--- What this task involves ---
The records that follow are to be repeated without alteration.

*** Input

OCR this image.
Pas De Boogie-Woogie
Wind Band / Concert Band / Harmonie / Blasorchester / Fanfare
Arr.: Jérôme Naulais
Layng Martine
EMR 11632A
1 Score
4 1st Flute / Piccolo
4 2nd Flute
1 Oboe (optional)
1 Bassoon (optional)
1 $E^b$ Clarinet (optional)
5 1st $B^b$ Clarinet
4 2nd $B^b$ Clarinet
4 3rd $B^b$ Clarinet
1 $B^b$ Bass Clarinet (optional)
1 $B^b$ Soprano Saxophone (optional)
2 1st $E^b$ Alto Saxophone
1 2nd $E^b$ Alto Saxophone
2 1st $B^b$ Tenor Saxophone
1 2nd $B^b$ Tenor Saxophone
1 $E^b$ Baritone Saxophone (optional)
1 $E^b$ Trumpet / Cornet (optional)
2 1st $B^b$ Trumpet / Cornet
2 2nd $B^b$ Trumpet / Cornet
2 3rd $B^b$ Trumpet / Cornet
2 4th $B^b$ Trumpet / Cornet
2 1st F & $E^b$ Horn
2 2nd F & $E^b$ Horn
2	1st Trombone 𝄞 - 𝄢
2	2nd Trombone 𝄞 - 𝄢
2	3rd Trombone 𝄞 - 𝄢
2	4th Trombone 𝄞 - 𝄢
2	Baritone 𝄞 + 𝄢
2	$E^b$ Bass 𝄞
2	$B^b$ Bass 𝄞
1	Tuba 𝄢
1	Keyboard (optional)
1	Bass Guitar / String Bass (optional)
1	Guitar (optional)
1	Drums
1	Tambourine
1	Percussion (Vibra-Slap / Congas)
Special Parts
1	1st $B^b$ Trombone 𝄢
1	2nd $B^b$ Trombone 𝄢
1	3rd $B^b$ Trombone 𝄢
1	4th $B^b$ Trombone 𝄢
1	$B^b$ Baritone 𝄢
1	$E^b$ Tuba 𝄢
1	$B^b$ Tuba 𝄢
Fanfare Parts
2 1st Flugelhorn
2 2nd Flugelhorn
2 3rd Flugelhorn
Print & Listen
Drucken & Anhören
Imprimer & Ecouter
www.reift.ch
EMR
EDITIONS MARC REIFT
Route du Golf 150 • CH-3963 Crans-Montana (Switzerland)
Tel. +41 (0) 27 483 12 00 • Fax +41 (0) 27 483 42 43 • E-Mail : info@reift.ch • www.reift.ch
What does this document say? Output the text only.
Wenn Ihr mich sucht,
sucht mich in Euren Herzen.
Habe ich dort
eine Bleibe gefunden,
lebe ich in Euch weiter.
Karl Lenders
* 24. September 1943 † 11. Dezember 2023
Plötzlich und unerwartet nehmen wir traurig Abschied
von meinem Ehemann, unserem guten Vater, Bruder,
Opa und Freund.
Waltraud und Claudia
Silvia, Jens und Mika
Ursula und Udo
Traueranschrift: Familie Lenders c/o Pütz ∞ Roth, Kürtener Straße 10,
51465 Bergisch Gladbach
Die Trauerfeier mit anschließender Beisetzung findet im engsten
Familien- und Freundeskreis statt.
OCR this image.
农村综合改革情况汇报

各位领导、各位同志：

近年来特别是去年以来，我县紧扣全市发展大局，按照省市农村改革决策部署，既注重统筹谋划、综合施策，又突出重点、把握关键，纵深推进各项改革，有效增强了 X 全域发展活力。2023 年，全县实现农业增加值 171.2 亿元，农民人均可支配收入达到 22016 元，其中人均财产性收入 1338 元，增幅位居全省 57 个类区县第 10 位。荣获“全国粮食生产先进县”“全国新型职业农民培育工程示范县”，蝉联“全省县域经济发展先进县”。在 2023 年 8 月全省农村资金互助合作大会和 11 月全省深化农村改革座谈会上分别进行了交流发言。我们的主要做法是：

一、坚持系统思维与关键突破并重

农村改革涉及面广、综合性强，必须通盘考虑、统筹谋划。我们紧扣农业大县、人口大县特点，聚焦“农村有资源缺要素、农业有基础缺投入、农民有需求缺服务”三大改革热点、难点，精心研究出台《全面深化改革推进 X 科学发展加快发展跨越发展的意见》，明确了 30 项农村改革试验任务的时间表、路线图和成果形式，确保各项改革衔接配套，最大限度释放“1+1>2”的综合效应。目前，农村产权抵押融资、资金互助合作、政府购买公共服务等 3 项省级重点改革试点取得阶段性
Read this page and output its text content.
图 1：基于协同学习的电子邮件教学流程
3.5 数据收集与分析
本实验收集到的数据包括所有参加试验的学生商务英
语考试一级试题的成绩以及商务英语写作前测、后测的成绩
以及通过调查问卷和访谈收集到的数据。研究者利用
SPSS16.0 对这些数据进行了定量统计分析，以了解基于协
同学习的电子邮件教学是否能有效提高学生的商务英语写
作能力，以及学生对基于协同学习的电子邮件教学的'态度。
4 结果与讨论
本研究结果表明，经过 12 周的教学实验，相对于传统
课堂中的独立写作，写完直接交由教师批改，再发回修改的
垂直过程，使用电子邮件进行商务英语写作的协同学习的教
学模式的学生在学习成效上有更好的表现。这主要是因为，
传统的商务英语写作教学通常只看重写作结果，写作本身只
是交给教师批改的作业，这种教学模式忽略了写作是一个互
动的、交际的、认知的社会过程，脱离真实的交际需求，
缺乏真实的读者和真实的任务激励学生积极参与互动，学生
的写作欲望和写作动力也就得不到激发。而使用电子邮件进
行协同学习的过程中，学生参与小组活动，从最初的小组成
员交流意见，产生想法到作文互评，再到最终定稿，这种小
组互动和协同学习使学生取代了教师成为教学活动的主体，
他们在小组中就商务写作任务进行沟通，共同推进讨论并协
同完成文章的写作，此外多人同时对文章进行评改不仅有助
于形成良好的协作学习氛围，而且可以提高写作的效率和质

******

--- Answer for this exercise ---
OCR this image.
Pas De Boogie-Woogie
Wind Band / Concert Band / Harmonie / Blasorchester / Fanfare
Arr.: Jérôme Naulais
Layng Martine
EMR 11632A
1 Score
4 1st Flute / Piccolo
4 2nd Flute
1 Oboe (optional)
1 Bassoon (optional)
1 $E^b$ Clarinet (optional)
5 1st $B^b$ Clarinet
4 2nd $B^b$ Clarinet
4 3rd $B^b$ Clarinet
1 $B^b$ Bass Clarinet (optional)
1 $B^b$ Soprano Saxophone (optional)
2 1st $E^b$ Alto Saxophone
1 2nd $E^b$ Alto Saxophone
2 1st $B^b$ Tenor Saxophone
1 2nd $B^b$ Tenor Saxophone
1 $E^b$ Baritone Saxophone (optional)
1 $E^b$ Trumpet / Cornet (optional)
2 1st $B^b$ Trumpet / Cornet
2 2nd $B^b$ Trumpet / Cornet
2 3rd $B^b$ Trumpet / Cornet
2 4th $B^b$ Trumpet / Cornet
2 1st F & $E^b$ Horn
2 2nd F & $E^b$ Horn
2	1st Trombone 𝄞 - 𝄢
2	2nd Trombone 𝄞 - 𝄢
2	3rd Trombone 𝄞 - 𝄢
2	4th Trombone 𝄞 - 𝄢
2	Baritone 𝄞 + 𝄢
2	$E^b$ Bass 𝄞
2	$B^b$ Bass 𝄞
1	Tuba 𝄢
1	Keyboard (optional)
1	Bass Guitar / String Bass (optional)
1	Guitar (optional)
1	Drums
1	Tambourine
1	Percussion (Vibra-Slap / Congas)
Special Parts
1	1st $B^b$ Trombone 𝄢
1	2nd $B^b$ Trombone 𝄢
1	3rd $B^b$ Trombone 𝄢
1	4th $B^b$ Trombone 𝄢
1	$B^b$ Baritone 𝄢
1	$E^b$ Tuba 𝄢
1	$B^b$ Tuba 𝄢
Fanfare Parts
2 1st Flugelhorn
2 2nd Flugelhorn
2 3rd Flugelhorn
Print & Listen
Drucken & Anhören
Imprimer & Ecouter
www.reift.ch
EMR
EDITIONS MARC REIFT
Route du Golf 150 • CH-3963 Crans-Montana (Switzerland)
Tel. +41 (0) 27 483 12 00 • Fax +41 (0) 27 483 42 43 • E-Mail : info@reift.ch • www.reift.ch
What does this document say? Output the text only.
Wenn Ihr mich sucht,
sucht mich in Euren Herzen.
Habe ich dort
eine Bleibe gefunden,
lebe ich in Euch weiter.
Karl Lenders
* 24. September 1943 † 11. Dezember 2023
Plötzlich und unerwartet nehmen wir traurig Abschied
von meinem Ehemann, unserem guten Vater, Bruder,
Opa und Freund.
Waltraud und Claudia
Silvia, Jens und Mika
Ursula und Udo
Traueranschrift: Familie Lenders c/o Pütz ∞ Roth, Kürtener Straße 10,
51465 Bergisch Gladbach
Die Trauerfeier mit anschließender Beisetzung findet im engsten
Familien- und Freundeskreis statt.
OCR this image.
农村综合改革情况汇报

各位领导、各位同志：

近年来特别是去年以来，我县紧扣全市发展大局，按照省市农村改革决策部署，既注重统筹谋划、综合施策，又突出重点、把握关键，纵深推进各项改革，有效增强了 X 全域发展活力。2023 年，全县实现农业增加值 171.2 亿元，农民人均可支配收入达到 22016 元，其中人均财产性收入 1338 元，增幅位居全省 57 个类区县第 10 位。荣获“全国粮食生产先进县”“全国新型职业农民培育工程示范县”，蝉联“全省县域经济发展先进县”。在 2023 年 8 月全省农村资金互助合作大会和 11 月全省深化农村改革座谈会上分别进行了交流发言。我们的主要做法是：

一、坚持系统思维与关键突破并重

农村改革涉及面广、综合性强，必须通盘考虑、统筹谋划。我们紧扣农业大县、人口大县特点，聚焦“农村有资源缺要素、农业有基础缺投入、农民有需求缺服务”三大改革热点、难点，精心研究出台《全面深化改革推进 X 科学发展加快发展跨越发展的意见》，明确了 30 项农村改革试验任务的时间表、路线图和成果形式，确保各项改革衔接配套，最大限度释放“1+1>2”的综合效应。目前，农村产权抵押融资、资金互助合作、政府购买公共服务等 3 项省级重点改革试点取得阶段性
Read this page and output its text content.
图 1：基于协同学习的电子邮件教学流程
3.5 数据收集与分析
本实验收集到的数据包括所有参加试验的学生商务英
语考试一级试题的成绩以及商务英语写作前测、后测的成绩
以及通过调查问卷和访谈收集到的数据。研究者利用
SPSS16.0 对这些数据进行了定量统计分析，以了解基于协
同学习的电子邮件教学是否能有效提高学生的商务英语写
作能力，以及学生对基于协同学习的电子邮件教学的'态度。
4 结果与讨论
本研究结果表明，经过 12 周的教学实验，相对于传统
课堂中的独立写作，写完直接交由教师批改，再发回修改的
垂直过程，使用电子邮件进行商务英语写作的协同学习的教
学模式的学生在学习成效上有更好的表现。这主要是因为，
传统的商务英语写作教学通常只看重写作结果，写作本身只
是交给教师批改的作业，这种教学模式忽略了写作是一个互
动的、交际的、认知的社会过程，脱离真实的交际需求，
缺乏真实的读者和真实的任务激励学生积极参与互动，学生
的写作欲望和写作动力也就得不到激发。而使用电子邮件进
行协同学习的过程中，学生参与小组活动，从最初的小组成
员交流意见，产生想法到作文互评，再到最终定稿，这种小
组互动和协同学习使学生取代了教师成为教学活动的主体，
他们在小组中就商务写作任务进行沟通，共同推进讨论并协
同完成文章的写作，此外多人同时对文章进行评改不仅有助
于形成良好的协作学习氛围，而且可以提高写作的效率和质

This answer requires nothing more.